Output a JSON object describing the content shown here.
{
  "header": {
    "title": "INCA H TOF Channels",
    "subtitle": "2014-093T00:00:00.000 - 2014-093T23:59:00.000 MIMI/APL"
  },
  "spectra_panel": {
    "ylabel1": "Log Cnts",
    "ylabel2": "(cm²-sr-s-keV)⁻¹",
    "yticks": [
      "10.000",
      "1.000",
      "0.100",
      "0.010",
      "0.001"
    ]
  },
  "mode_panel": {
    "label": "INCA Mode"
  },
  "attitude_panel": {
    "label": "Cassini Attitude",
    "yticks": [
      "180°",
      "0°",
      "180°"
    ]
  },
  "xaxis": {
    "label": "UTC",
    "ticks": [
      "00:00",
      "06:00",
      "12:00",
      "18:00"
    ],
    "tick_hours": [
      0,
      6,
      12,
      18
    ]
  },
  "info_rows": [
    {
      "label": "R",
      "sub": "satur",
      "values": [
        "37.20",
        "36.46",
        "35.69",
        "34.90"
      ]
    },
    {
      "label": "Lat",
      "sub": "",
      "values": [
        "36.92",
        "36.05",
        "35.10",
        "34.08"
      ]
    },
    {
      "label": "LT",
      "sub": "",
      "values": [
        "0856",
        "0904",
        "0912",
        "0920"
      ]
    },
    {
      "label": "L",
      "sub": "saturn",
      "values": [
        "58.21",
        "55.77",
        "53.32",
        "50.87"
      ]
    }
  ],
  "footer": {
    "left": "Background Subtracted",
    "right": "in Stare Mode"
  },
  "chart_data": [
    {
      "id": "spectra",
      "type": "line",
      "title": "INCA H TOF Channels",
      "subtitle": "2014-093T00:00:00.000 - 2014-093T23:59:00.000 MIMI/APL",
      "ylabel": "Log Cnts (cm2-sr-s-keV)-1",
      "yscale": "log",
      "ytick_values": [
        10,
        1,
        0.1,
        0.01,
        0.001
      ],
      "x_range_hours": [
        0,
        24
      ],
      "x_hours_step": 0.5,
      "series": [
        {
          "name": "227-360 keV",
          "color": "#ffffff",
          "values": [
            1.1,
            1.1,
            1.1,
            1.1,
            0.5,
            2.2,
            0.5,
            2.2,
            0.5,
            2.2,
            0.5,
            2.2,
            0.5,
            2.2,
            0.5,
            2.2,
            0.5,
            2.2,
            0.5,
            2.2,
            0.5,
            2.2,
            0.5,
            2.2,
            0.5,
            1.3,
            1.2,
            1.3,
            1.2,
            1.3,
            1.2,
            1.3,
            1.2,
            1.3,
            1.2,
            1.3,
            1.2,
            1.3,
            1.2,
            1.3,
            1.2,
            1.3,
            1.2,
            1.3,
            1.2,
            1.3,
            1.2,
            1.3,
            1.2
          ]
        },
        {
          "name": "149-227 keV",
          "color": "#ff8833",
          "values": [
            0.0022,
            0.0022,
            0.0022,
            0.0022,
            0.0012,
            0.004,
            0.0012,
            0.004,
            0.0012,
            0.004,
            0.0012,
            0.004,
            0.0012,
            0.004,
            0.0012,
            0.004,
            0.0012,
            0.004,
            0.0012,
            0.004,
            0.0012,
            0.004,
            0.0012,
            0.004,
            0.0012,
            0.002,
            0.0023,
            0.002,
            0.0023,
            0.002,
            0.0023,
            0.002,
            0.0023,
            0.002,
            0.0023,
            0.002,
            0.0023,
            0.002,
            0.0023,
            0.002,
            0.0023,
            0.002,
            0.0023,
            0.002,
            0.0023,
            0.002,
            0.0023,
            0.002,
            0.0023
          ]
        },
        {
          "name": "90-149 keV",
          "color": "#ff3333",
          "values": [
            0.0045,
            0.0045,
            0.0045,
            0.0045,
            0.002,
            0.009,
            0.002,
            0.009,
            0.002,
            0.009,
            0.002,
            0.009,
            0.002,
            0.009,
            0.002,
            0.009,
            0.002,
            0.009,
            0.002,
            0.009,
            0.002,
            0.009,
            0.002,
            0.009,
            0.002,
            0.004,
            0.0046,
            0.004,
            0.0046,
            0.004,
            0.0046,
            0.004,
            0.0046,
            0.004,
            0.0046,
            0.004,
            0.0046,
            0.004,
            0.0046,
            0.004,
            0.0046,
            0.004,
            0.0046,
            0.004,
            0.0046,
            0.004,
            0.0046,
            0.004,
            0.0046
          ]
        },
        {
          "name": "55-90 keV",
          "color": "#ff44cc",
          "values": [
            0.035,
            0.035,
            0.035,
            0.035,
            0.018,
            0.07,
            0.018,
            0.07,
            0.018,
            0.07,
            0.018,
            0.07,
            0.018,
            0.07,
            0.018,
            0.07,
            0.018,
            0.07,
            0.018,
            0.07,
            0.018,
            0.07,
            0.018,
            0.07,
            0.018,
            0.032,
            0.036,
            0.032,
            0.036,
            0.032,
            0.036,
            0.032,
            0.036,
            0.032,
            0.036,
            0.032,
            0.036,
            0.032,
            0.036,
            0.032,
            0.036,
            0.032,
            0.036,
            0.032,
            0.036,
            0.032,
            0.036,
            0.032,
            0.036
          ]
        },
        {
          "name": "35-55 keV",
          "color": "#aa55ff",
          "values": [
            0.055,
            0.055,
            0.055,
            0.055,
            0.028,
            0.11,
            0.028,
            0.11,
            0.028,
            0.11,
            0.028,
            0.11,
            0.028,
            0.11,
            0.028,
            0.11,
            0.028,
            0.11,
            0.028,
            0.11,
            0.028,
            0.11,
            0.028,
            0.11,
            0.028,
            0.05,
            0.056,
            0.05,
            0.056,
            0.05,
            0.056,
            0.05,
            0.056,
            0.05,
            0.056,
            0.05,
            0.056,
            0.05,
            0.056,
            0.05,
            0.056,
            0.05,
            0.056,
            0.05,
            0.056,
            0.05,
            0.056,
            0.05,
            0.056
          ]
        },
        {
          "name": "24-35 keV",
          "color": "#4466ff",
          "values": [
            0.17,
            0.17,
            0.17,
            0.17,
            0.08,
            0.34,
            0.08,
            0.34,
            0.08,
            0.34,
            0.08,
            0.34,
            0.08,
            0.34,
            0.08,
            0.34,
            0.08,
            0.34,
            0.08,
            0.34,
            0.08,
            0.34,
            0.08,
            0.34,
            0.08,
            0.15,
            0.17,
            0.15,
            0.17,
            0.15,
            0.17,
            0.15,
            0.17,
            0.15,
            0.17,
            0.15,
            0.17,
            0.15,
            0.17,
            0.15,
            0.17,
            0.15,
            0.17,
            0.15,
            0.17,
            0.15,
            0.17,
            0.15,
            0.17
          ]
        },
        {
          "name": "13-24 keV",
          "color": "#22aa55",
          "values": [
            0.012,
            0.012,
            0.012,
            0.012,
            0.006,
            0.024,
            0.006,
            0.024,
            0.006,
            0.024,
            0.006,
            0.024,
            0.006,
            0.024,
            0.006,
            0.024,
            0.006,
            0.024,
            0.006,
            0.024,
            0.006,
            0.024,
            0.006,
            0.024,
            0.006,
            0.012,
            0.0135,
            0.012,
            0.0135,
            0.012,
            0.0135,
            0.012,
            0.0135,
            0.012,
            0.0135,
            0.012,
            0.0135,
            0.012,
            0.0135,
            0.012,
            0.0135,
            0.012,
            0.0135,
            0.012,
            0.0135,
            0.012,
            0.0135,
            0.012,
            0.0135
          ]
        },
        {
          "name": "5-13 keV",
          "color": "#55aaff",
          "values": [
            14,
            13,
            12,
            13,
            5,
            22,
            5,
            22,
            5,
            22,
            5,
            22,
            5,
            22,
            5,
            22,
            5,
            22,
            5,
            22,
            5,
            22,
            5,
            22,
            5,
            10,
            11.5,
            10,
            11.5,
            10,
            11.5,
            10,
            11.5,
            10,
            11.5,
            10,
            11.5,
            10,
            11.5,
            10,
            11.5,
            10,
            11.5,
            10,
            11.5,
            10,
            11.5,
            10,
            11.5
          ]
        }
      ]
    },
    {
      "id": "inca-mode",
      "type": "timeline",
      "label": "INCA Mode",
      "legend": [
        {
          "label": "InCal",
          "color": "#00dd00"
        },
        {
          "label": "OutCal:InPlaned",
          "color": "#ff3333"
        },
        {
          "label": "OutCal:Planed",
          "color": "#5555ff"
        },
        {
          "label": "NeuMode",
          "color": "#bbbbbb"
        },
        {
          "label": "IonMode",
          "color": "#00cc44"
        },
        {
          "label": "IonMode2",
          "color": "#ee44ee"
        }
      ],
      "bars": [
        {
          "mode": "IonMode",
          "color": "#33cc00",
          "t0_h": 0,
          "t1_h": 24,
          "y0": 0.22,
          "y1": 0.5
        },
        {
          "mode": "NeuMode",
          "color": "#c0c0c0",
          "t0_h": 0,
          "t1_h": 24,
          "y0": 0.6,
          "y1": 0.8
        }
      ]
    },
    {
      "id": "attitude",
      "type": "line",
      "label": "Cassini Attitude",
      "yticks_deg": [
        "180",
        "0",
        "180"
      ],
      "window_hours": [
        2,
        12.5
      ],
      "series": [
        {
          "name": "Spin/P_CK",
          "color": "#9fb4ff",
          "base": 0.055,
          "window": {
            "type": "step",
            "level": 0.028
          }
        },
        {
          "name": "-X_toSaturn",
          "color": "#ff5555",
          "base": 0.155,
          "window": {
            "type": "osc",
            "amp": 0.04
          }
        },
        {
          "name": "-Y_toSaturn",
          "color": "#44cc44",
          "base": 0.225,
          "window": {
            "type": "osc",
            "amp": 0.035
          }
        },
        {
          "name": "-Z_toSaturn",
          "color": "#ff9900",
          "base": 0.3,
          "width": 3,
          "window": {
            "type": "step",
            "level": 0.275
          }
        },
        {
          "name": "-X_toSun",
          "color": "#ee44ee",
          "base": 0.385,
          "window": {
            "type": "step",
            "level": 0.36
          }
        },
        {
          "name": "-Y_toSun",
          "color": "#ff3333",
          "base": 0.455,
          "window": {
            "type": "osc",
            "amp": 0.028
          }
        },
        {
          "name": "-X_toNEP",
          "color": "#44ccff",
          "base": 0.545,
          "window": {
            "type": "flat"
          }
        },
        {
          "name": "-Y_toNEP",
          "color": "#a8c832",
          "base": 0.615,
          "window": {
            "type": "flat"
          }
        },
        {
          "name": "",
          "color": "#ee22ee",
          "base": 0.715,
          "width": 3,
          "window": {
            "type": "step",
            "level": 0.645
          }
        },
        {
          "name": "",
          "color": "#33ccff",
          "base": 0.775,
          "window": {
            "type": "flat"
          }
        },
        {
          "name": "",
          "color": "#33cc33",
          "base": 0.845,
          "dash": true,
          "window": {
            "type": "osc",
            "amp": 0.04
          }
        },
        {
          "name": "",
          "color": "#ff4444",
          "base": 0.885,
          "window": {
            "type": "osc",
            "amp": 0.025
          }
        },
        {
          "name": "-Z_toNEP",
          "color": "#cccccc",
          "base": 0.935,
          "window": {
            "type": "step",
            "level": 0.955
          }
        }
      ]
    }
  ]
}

┄┄┄┄┄┄┄┄┄┄┄┄┄┄┄┄┄┄┄┄

- [YOUR INSTRUCTIONS]:
Go through the listing above and return every line where the word "Cassini" occurs.

- [WRITTEN ANSWER]:
    "label": "Cassini Attitude",
      "label": "Cassini Attitude",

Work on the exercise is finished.